Each line that follows should be printed again exactly as it stands.
## START Data to use
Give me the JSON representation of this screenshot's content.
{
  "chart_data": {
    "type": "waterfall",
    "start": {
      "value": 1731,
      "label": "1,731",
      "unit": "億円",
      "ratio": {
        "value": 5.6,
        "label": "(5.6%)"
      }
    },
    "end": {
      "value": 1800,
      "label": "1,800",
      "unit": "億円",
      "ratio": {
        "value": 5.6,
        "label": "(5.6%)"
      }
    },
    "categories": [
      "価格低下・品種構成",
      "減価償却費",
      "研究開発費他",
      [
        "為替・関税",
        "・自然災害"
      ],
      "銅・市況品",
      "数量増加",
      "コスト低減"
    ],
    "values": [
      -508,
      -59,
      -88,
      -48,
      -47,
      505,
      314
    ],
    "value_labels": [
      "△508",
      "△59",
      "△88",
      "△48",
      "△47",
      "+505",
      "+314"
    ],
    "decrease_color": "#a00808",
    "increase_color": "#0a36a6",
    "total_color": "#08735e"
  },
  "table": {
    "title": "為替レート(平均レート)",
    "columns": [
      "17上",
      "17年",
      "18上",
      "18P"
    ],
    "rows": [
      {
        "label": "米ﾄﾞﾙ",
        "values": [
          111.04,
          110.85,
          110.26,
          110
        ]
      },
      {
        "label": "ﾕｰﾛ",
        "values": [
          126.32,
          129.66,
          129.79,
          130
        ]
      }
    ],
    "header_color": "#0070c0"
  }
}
## END Data to use
# Result of the exercise:
Give me the JSON representation of this screenshot's content.
{
  "chart_data": {
    "type": "waterfall",
    "start": {
      "value": 1731,
      "label": "1,731",
      "unit": "億円",
      "ratio": {
        "value": 5.6,
        "label": "(5.6%)"
      }
    },
    "end": {
      "value": 1800,
      "label": "1,800",
      "unit": "億円",
      "ratio": {
        "value": 5.6,
        "label": "(5.6%)"
      }
    },
    "categories": [
      "価格低下・品種構成",
      "減価償却費",
      "研究開発費他",
      [
        "為替・関税",
        "・自然災害"
      ],
      "銅・市況品",
      "数量増加",
      "コスト低減"
    ],
    "values": [
      -508,
      -59,
      -88,
      -48,
      -47,
      505,
      314
    ],
    "value_labels": [
      "△508",
      "△59",
      "△88",
      "△48",
      "△47",
      "+505",
      "+314"
    ],
    "decrease_color": "#a00808",
    "increase_color": "#0a36a6",
    "total_color": "#08735e"
  },
  "table": {
    "title": "為替レート(平均レート)",
    "columns": [
      "17上",
      "17年",
      "18上",
      "18P"
    ],
    "rows": [
      {
        "label": "米ﾄﾞﾙ",
        "values": [
          111.04,
          110.85,
          110.26,
          110
        ]
      },
      {
        "label": "ﾕｰﾛ",
        "values": [
          126.32,
          129.66,
          129.79,
          130
        ]
      }
    ],
    "header_color": "#0070c0"
  }
}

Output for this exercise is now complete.